*EXERCISE DIRECTIONS*: Pick up the article on South Africa's divided anti-apartheid struggle after its last sentence and carry it forward.

*PAGE*:

>> BEGIN

Nelson Mandela is often remembered as the man who led a perfectly united struggle: one leader, one movement, one people. This tidy narrative is frequently thrown at Palestinians: “If only you were united like Mandela, you would succeed too.”
But history tells a different story. South Africa’s path to freedom was messy, divided, and full of conflict. To demand from Palestinians a mythical unity that never truly existed elsewhere is both unrealistic and unfair.
South Africa’s fractured reality
Mandela and the African National Congress (ANC) were never the only voice against apartheid. The regime deliberately created divisions by establishing “Bantustans,” fragmented territories run by chiefs given hollow authority. Many of these leaders collaborated, enjoying privileges that helped prolong apartheid’s rule.
There were also insiders: Black ministers, officials, and police officers who served the system, legitimising it while doing little to advance liberation.

>> END

[Excerpts from a layout annotation set]
>> BEGIN

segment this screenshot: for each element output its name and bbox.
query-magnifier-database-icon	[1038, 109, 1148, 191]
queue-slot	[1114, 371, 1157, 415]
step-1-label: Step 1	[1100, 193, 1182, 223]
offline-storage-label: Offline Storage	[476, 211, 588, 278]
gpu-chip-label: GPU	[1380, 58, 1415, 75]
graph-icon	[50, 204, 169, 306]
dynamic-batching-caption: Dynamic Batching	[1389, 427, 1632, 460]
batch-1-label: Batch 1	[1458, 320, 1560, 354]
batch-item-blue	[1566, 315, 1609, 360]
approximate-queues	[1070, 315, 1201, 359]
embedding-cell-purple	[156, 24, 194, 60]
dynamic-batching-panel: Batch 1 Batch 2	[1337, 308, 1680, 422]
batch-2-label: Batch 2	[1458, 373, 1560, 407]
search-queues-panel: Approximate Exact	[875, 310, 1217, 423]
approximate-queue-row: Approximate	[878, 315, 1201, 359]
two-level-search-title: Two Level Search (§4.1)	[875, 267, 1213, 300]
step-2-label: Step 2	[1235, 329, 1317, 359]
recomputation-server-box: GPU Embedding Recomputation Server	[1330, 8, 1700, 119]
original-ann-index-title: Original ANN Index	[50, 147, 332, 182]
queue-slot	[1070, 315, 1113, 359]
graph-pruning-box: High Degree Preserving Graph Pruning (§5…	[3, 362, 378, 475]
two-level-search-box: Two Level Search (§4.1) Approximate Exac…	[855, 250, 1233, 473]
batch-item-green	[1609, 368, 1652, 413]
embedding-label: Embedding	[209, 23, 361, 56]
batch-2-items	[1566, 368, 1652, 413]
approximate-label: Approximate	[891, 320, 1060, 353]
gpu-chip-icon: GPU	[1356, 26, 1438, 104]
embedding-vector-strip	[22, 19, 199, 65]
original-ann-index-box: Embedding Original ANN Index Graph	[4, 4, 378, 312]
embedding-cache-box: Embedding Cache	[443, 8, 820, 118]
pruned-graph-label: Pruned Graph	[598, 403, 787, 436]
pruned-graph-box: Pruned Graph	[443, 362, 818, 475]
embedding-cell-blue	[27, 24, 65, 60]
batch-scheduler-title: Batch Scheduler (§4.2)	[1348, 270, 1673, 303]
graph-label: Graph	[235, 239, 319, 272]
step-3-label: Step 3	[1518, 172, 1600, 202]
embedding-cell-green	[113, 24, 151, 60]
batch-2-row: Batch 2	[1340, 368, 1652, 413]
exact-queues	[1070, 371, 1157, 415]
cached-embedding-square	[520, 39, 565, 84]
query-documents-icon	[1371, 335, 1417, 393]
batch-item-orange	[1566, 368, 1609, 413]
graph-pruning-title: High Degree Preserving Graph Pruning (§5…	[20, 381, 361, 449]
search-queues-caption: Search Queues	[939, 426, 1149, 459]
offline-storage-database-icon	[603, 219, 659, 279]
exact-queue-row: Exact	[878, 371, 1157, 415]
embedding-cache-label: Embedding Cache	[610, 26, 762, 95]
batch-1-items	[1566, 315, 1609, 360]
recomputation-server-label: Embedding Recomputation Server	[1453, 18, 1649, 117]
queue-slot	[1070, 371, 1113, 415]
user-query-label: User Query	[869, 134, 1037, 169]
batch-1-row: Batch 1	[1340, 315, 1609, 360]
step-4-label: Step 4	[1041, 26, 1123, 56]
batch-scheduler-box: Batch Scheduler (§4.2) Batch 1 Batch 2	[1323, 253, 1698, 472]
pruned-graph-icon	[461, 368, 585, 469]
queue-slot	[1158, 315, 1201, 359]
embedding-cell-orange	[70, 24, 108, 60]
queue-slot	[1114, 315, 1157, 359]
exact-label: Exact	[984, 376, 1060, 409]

>> END

*FINAL RESULT*:
Meanwhile, the Inkatha Freedom Party, led by Zulu chief Mangosuthu Buthelezi, fought bloody battles with the ANC in the 1980s and 1990s. Thousands were killed in this fratricidal conflict. Buthelezi rejected accusations of collaboration, but many saw his movement as an ally, even a tool, of apartheid.
Even within the Black Consciousness movement, rifts deepened after Steve Biko’s death. Some activists accused Mandela and the ANC of conceding too much, warning that compromise could never deliver genuine freedom. Far from a tale of unity, South Africa’s liberation was scarred by rivalries, suspicion, and competing visions.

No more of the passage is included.